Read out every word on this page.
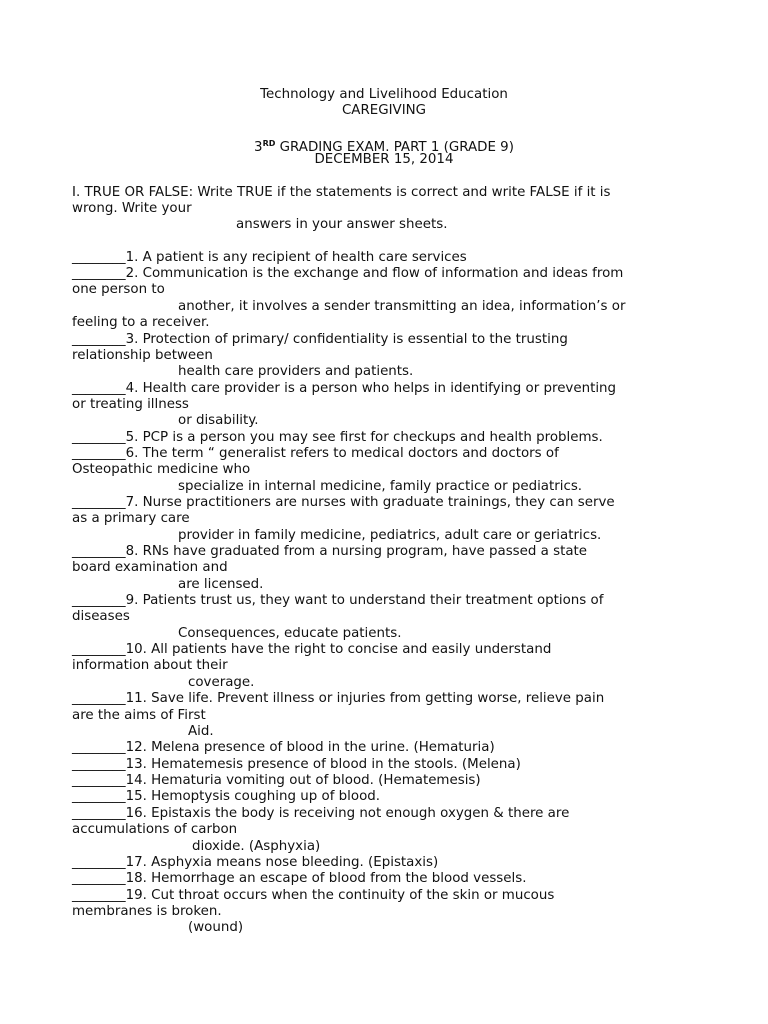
Technology and Livelihood Education
CAREGIVING
3RD GRADING EXAM. PART 1 (GRADE 9)
DECEMBER 15, 2014
I. TRUE OR FALSE: Write TRUE if the statements is correct and write FALSE if it is
wrong. Write your
answers in your answer sheets.
________1. A patient is any recipient of health care services
________2. Communication is the exchange and flow of information and ideas from
one person to
another, it involves a sender transmitting an idea, information’s or
feeling to a receiver.
________3. Protection of primary/ confidentiality is essential to the trusting
relationship between
health care providers and patients.
________4. Health care provider is a person who helps in identifying or preventing
or treating illness
or disability.
________5. PCP is a person you may see first for checkups and health problems.
________6. The term “ generalist refers to medical doctors and doctors of
Osteopathic medicine who
specialize in internal medicine, family practice or pediatrics.
________7. Nurse practitioners are nurses with graduate trainings, they can serve
as a primary care
provider in family medicine, pediatrics, adult care or geriatrics.
________8. RNs have graduated from a nursing program, have passed a state
board examination and
are licensed.
________9. Patients trust us, they want to understand their treatment options of
diseases
Consequences, educate patients.
________10. All patients have the right to concise and easily understand
information about their
coverage.
________11. Save life. Prevent illness or injuries from getting worse, relieve pain
are the aims of First
Aid.
________12. Melena presence of blood in the urine. (Hematuria)
________13. Hematemesis presence of blood in the stools. (Melena)
________14. Hematuria vomiting out of blood. (Hematemesis)
________15. Hemoptysis coughing up of blood.
________16. Epistaxis the body is receiving not enough oxygen & there are
accumulations of carbon
dioxide. (Asphyxia)
________17. Asphyxia means nose bleeding. (Epistaxis)
________18. Hemorrhage an escape of blood from the blood vessels.
________19. Cut throat occurs when the continuity of the skin or mucous
membranes is broken.
(wound)
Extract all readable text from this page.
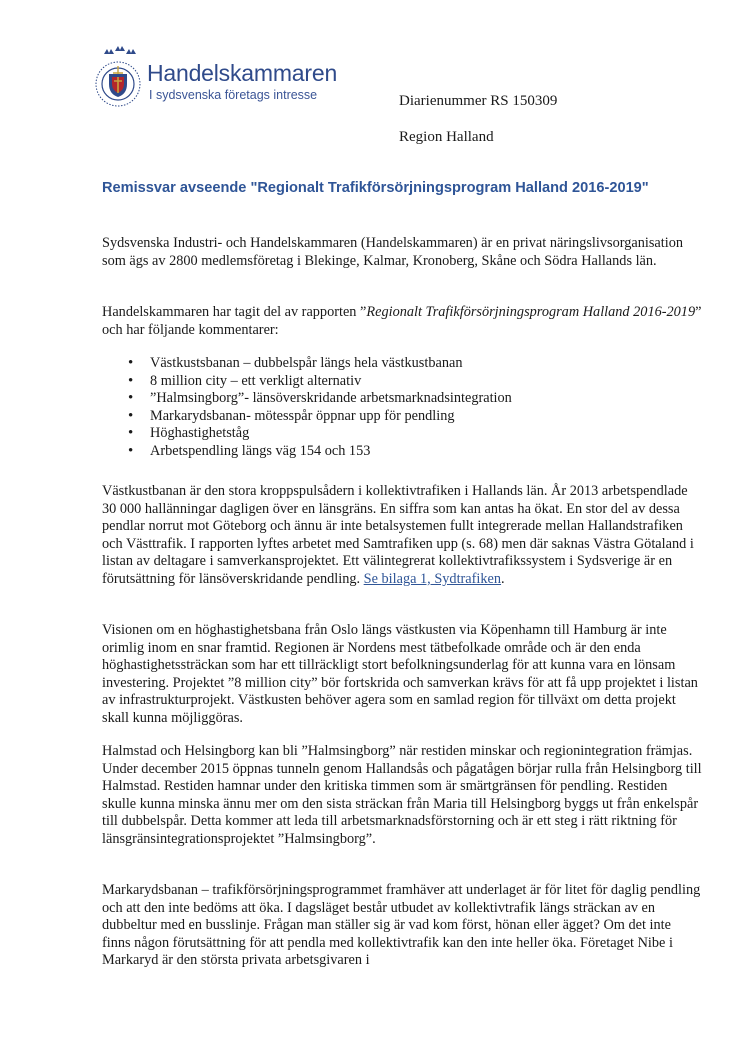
Handelskammaren
I sydsvenska företags intresse	Diarienummer RS 150309
Region Halland
Remissvar avseende "Regionalt Trafikförsörjningsprogram Halland 2016-2019"

Sydsvenska Industri- och Handelskammaren (Handelskammaren) är en privat näringslivsorganisation som ägs av 2800 medlemsföretag i Blekinge, Kalmar, Kronoberg, Skåne och Södra Hallands län.

Handelskammaren har tagit del av rapporten ”Regionalt Trafikförsörjningsprogram Halland 2016-2019” och har följande kommentarer:

• Västkustsbanan – dubbelspår längs hela västkustbanan
• 8 million city – ett verkligt alternativ
• ”Halmsingborg”- länsöverskridande arbetsmarknadsintegration
• Markarydsbanan- mötesspår öppnar upp för pendling
• Höghastighetståg
• Arbetspendling längs väg 154 och 153

Västkustbanan är den stora kroppspulsådern i kollektivtrafiken i Hallands län. År 2013 arbetspendlade 30 000 hallänningar dagligen över en länsgräns. En siffra som kan antas ha ökat. En stor del av dessa pendlar norrut mot Göteborg och ännu är inte betalsystemen fullt integrerade mellan Hallandstrafiken och Västtrafik. I rapporten lyftes arbetet med Samtrafiken upp (s. 68) men där saknas Västra Götaland i listan av deltagare i samverkansprojektet. Ett välintegrerat kollektivtrafikssystem i Sydsverige är en förutsättning för länsöverskridande pendling. Se bilaga 1, Sydtrafiken.

Visionen om en höghastighetsbana från Oslo längs västkusten via Köpenhamn till Hamburg är inte orimlig inom en snar framtid. Regionen är Nordens mest tätbefolkade område och är den enda höghastighetssträckan som har ett tillräckligt stort befolkningsunderlag för att kunna vara en lönsam investering. Projektet ”8 million city” bör fortskrida och samverkan krävs för att få upp projektet i listan av infrastrukturprojekt. Västkusten behöver agera som en samlad region för tillväxt om detta projekt skall kunna möjliggöras.

Halmstad och Helsingborg kan bli ”Halmsingborg” när restiden minskar och regionintegration främjas. Under december 2015 öppnas tunneln genom Hallandsås och pågatågen börjar rulla från Helsingborg till Halmstad. Restiden hamnar under den kritiska timmen som är smärtgränsen för pendling. Restiden skulle kunna minska ännu mer om den sista sträckan från Maria till Helsingborg byggs ut från enkelspår till dubbelspår. Detta kommer att leda till arbetsmarknadsförstorning och är ett steg i rätt riktning för länsgränsintegrationsprojektet ”Halmsingborg”.

Markarydsbanan – trafikförsörjningsprogrammet framhäver att underlaget är för litet för daglig pendling och att den inte bedöms att öka. I dagsläget består utbudet av kollektivtrafik längs sträckan av en dubbeltur med en busslinje. Frågan man ställer sig är vad kom först, hönan eller ägget? Om det inte finns någon förutsättning för att pendla med kollektivtrafik kan den inte heller öka. Företaget Nibe i Markaryd är den största privata arbetsgivaren i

__What needs to be done__: Print the listing verbatim, images excluded.

__Result of the exercise__:
Read out every word on this page.
Technology and Livelihood Education
CAREGIVING
3RD GRADING EXAM. PART 1 (GRADE 9)
DECEMBER 15, 2014
I. TRUE OR FALSE: Write TRUE if the statements is correct and write FALSE if it is
wrong. Write your
answers in your answer sheets.
________1. A patient is any recipient of health care services
________2. Communication is the exchange and flow of information and ideas from
one person to
another, it involves a sender transmitting an idea, information’s or
feeling to a receiver.
________3. Protection of primary/ confidentiality is essential to the trusting
relationship between
health care providers and patients.
________4. Health care provider is a person who helps in identifying or preventing
or treating illness
or disability.
________5. PCP is a person you may see first for checkups and health problems.
________6. The term “ generalist refers to medical doctors and doctors of
Osteopathic medicine who
specialize in internal medicine, family practice or pediatrics.
________7. Nurse practitioners are nurses with graduate trainings, they can serve
as a primary care
provider in family medicine, pediatrics, adult care or geriatrics.
________8. RNs have graduated from a nursing program, have passed a state
board examination and
are licensed.
________9. Patients trust us, they want to understand their treatment options of
diseases
Consequences, educate patients.
________10. All patients have the right to concise and easily understand
information about their
coverage.
________11. Save life. Prevent illness or injuries from getting worse, relieve pain
are the aims of First
Aid.
________12. Melena presence of blood in the urine. (Hematuria)
________13. Hematemesis presence of blood in the stools. (Melena)
________14. Hematuria vomiting out of blood. (Hematemesis)
________15. Hemoptysis coughing up of blood.
________16. Epistaxis the body is receiving not enough oxygen & there are
accumulations of carbon
dioxide. (Asphyxia)
________17. Asphyxia means nose bleeding. (Epistaxis)
________18. Hemorrhage an escape of blood from the blood vessels.
________19. Cut throat occurs when the continuity of the skin or mucous
membranes is broken.
(wound)
Extract all readable text from this page.
Handelskammaren
I sydsvenska företags intresse	Diarienummer RS 150309
Region Halland
Remissvar avseende "Regionalt Trafikförsörjningsprogram Halland 2016-2019"

Sydsvenska Industri- och Handelskammaren (Handelskammaren) är en privat näringslivsorganisation som ägs av 2800 medlemsföretag i Blekinge, Kalmar, Kronoberg, Skåne och Södra Hallands län.

Handelskammaren har tagit del av rapporten ”Regionalt Trafikförsörjningsprogram Halland 2016-2019” och har följande kommentarer:

• Västkustsbanan – dubbelspår längs hela västkustbanan
• 8 million city – ett verkligt alternativ
• ”Halmsingborg”- länsöverskridande arbetsmarknadsintegration
• Markarydsbanan- mötesspår öppnar upp för pendling
• Höghastighetståg
• Arbetspendling längs väg 154 och 153

Västkustbanan är den stora kroppspulsådern i kollektivtrafiken i Hallands län. År 2013 arbetspendlade 30 000 hallänningar dagligen över en länsgräns. En siffra som kan antas ha ökat. En stor del av dessa pendlar norrut mot Göteborg och ännu är inte betalsystemen fullt integrerade mellan Hallandstrafiken och Västtrafik. I rapporten lyftes arbetet med Samtrafiken upp (s. 68) men där saknas Västra Götaland i listan av deltagare i samverkansprojektet. Ett välintegrerat kollektivtrafikssystem i Sydsverige är en förutsättning för länsöverskridande pendling. Se bilaga 1, Sydtrafiken.

Visionen om en höghastighetsbana från Oslo längs västkusten via Köpenhamn till Hamburg är inte orimlig inom en snar framtid. Regionen är Nordens mest tätbefolkade område och är den enda höghastighetssträckan som har ett tillräckligt stort befolkningsunderlag för att kunna vara en lönsam investering. Projektet ”8 million city” bör fortskrida och samverkan krävs för att få upp projektet i listan av infrastrukturprojekt. Västkusten behöver agera som en samlad region för tillväxt om detta projekt skall kunna möjliggöras.

Halmstad och Helsingborg kan bli ”Halmsingborg” när restiden minskar och regionintegration främjas. Under december 2015 öppnas tunneln genom Hallandsås och pågatågen börjar rulla från Helsingborg till Halmstad. Restiden hamnar under den kritiska timmen som är smärtgränsen för pendling. Restiden skulle kunna minska ännu mer om den sista sträckan från Maria till Helsingborg byggs ut från enkelspår till dubbelspår. Detta kommer att leda till arbetsmarknadsförstorning och är ett steg i rätt riktning för länsgränsintegrationsprojektet ”Halmsingborg”.

Markarydsbanan – trafikförsörjningsprogrammet framhäver att underlaget är för litet för daglig pendling och att den inte bedöms att öka. I dagsläget består utbudet av kollektivtrafik längs sträckan av en dubbeltur med en busslinje. Frågan man ställer sig är vad kom först, hönan eller ägget? Om det inte finns någon förutsättning för att pendla med kollektivtrafik kan den inte heller öka. Företaget Nibe i Markaryd är den största privata arbetsgivaren i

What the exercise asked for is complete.